_Task brief_
Find the string "RAZÃO" in the data, then copy every line where it is found.

[Entries taken from a collection]
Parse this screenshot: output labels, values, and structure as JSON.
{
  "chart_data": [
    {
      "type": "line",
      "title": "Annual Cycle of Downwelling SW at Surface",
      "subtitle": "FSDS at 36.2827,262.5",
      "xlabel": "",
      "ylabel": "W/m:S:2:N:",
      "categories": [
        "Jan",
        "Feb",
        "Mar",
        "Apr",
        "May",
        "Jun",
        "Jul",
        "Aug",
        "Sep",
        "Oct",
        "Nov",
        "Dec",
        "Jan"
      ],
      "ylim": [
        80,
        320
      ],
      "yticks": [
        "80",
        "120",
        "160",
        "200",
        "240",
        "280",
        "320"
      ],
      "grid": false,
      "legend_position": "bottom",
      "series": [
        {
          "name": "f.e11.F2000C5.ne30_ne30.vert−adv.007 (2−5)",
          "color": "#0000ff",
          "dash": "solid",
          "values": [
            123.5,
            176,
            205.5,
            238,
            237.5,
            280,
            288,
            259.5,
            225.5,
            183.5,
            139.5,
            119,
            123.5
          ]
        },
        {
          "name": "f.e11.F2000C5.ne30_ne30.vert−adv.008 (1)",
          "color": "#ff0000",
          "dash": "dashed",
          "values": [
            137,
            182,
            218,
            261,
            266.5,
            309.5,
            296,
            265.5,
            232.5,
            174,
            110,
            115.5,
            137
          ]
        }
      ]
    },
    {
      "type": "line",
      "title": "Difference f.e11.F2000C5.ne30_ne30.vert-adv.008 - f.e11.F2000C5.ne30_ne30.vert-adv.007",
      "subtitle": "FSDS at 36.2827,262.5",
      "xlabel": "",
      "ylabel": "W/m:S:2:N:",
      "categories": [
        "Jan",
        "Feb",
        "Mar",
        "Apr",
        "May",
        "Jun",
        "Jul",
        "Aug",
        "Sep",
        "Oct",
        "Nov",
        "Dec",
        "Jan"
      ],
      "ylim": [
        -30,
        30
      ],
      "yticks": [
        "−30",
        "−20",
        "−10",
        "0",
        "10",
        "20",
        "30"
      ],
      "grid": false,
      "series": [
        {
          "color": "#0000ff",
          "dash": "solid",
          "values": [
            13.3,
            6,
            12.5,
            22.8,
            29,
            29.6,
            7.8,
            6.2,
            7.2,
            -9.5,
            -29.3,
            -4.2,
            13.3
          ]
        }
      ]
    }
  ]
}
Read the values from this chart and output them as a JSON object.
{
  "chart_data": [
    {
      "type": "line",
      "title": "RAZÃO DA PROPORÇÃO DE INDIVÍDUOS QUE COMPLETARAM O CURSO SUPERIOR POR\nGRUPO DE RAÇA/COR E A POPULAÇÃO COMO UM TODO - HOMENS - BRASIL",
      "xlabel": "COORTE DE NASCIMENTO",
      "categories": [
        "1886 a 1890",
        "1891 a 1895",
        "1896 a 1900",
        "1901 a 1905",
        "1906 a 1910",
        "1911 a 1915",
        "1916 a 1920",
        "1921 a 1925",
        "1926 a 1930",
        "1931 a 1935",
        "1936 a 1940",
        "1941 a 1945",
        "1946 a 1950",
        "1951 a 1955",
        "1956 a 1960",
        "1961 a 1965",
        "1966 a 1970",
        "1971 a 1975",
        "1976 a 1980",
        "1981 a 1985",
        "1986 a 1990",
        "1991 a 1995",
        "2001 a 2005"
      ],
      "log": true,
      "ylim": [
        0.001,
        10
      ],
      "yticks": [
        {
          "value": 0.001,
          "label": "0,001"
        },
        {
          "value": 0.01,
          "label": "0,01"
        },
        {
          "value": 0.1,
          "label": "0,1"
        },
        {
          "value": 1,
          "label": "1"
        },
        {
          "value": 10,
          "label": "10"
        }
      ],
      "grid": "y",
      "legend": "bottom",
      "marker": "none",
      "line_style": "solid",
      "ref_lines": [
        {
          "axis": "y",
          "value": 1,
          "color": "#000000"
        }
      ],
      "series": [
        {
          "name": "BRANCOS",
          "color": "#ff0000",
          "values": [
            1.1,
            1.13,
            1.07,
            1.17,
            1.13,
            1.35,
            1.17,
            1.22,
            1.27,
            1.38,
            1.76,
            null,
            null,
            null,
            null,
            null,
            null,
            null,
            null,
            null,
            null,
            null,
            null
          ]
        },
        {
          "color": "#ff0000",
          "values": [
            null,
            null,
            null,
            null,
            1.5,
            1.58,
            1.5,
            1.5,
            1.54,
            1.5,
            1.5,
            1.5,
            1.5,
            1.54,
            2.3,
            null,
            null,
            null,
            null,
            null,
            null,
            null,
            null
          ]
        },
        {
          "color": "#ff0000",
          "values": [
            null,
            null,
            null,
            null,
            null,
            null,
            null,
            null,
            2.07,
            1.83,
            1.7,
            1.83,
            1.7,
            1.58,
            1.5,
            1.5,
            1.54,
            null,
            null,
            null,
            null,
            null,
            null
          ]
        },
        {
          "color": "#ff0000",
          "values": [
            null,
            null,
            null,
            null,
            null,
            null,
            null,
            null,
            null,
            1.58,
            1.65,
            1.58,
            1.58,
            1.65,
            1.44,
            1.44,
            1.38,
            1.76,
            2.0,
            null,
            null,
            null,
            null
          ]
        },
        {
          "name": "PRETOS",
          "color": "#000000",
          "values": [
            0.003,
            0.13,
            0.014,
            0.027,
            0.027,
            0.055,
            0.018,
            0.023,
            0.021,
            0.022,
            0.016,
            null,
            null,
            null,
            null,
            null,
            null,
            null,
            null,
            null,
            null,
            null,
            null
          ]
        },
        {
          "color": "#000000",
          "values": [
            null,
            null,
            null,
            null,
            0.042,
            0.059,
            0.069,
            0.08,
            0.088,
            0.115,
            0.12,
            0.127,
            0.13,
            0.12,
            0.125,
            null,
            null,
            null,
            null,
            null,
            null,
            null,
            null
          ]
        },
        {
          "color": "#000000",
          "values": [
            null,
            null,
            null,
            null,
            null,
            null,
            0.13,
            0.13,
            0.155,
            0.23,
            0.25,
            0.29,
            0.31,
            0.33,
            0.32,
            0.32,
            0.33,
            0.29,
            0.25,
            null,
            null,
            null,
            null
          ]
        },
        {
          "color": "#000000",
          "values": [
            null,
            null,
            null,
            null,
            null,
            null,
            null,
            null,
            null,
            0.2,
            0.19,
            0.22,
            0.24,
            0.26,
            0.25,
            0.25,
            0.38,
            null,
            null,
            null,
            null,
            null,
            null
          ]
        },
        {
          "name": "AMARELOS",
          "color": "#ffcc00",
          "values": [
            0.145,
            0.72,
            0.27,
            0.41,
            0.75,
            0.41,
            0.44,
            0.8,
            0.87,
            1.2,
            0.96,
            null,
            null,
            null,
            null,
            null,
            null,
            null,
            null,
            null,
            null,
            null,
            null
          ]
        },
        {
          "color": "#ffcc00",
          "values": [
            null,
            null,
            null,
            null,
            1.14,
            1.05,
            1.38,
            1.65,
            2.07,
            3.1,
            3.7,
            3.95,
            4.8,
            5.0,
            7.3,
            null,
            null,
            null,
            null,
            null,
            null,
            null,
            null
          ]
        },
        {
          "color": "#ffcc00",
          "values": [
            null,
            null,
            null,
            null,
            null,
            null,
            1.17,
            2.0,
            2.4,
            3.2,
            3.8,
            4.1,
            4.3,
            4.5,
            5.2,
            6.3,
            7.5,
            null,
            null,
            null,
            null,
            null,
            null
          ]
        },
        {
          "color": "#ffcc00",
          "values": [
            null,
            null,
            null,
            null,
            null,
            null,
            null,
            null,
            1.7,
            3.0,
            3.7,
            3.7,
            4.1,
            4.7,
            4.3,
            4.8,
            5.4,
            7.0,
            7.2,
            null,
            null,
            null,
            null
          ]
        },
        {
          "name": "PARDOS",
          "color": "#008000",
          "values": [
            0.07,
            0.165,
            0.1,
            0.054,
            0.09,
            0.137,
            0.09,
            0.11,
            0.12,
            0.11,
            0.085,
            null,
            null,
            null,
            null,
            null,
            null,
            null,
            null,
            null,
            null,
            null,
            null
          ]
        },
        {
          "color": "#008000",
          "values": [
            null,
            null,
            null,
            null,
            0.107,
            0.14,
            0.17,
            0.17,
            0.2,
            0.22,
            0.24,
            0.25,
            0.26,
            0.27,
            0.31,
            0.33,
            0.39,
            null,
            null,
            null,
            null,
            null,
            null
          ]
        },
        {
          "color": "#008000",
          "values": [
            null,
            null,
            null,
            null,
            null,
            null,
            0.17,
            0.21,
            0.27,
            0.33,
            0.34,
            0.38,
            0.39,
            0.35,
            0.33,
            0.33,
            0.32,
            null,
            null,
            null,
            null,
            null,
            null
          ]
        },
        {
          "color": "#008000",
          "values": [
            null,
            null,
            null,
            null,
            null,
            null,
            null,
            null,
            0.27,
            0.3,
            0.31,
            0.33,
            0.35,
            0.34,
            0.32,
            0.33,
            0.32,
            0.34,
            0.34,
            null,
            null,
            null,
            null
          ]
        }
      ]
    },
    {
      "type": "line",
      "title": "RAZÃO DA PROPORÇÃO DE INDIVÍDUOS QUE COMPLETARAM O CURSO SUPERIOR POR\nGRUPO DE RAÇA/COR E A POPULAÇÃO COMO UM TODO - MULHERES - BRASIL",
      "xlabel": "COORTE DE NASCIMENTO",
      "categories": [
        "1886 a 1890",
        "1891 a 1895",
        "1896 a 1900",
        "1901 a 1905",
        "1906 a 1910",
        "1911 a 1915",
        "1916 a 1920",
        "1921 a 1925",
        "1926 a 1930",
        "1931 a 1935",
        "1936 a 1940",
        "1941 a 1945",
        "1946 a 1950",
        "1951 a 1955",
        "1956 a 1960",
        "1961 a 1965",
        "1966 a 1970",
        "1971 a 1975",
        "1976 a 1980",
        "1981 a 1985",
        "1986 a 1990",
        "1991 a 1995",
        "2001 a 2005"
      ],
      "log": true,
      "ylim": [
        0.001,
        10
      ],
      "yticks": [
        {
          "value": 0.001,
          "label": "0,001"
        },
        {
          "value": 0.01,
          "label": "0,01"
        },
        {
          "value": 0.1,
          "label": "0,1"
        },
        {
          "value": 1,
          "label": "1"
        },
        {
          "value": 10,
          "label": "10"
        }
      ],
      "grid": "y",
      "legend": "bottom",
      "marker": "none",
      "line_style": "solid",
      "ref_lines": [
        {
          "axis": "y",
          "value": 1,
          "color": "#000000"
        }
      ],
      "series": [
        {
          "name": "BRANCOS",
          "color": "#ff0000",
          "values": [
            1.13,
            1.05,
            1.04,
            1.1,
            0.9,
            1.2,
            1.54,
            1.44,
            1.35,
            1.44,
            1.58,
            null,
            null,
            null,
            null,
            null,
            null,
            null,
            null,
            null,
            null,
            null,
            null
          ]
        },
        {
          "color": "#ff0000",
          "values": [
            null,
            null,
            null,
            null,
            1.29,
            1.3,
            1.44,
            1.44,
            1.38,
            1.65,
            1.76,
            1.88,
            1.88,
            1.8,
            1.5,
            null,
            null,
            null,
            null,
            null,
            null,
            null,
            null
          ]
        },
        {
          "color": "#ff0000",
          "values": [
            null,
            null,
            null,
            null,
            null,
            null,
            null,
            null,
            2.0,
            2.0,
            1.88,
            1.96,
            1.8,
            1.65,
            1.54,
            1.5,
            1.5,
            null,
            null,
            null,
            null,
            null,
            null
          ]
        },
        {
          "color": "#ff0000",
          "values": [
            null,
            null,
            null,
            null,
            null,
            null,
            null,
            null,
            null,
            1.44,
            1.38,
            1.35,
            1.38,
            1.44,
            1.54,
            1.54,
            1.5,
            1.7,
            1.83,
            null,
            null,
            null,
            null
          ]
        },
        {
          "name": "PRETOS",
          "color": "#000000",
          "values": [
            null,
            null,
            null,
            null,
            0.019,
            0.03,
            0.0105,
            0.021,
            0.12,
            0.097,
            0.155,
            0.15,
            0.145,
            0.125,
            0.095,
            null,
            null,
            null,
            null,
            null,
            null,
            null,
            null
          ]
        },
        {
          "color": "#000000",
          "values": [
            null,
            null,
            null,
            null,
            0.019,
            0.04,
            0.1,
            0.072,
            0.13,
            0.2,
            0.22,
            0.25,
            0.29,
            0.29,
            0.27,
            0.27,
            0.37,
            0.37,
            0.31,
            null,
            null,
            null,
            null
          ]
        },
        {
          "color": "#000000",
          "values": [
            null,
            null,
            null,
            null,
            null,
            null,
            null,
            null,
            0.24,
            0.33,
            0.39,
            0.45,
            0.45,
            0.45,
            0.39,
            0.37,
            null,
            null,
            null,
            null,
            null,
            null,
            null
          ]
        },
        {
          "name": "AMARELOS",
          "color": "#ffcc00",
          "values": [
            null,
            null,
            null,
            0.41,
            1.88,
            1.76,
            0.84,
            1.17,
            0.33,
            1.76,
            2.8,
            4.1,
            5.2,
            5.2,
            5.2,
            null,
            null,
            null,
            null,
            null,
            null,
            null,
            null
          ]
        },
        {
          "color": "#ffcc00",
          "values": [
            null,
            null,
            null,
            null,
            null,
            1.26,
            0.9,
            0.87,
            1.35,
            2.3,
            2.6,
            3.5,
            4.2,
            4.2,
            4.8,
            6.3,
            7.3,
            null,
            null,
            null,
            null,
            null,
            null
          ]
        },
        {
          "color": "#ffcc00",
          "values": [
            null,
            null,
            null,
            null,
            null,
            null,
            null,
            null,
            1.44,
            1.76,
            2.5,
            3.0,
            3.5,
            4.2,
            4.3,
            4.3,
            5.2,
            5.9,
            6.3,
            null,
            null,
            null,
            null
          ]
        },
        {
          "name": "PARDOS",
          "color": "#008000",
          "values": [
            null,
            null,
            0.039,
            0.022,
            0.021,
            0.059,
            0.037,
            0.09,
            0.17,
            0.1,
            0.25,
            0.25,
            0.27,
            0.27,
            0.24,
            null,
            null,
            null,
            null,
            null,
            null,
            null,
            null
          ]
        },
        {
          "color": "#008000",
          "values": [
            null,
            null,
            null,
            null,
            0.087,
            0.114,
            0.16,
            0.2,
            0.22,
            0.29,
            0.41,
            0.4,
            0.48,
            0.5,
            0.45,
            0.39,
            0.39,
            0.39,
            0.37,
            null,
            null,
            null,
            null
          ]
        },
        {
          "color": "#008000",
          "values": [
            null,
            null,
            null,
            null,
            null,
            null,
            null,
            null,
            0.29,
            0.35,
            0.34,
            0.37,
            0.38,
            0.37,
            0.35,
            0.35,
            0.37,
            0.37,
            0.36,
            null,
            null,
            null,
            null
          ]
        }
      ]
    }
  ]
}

_Output for this exercise_
      "title": "RAZÃO DA PROPORÇÃO DE INDIVÍDUOS QUE COMPLETARAM O CURSO SUPERIOR POR\nGRUPO DE RAÇA/COR E A POPULAÇÃO COMO UM TODO - HOMENS - BRASIL",
      "title": "RAZÃO DA PROPORÇÃO DE INDIVÍDUOS QUE COMPLETARAM O CURSO SUPERIOR POR\nGRUPO DE RAÇA/COR E A POPULAÇÃO COMO UM TODO - MULHERES - BRASIL",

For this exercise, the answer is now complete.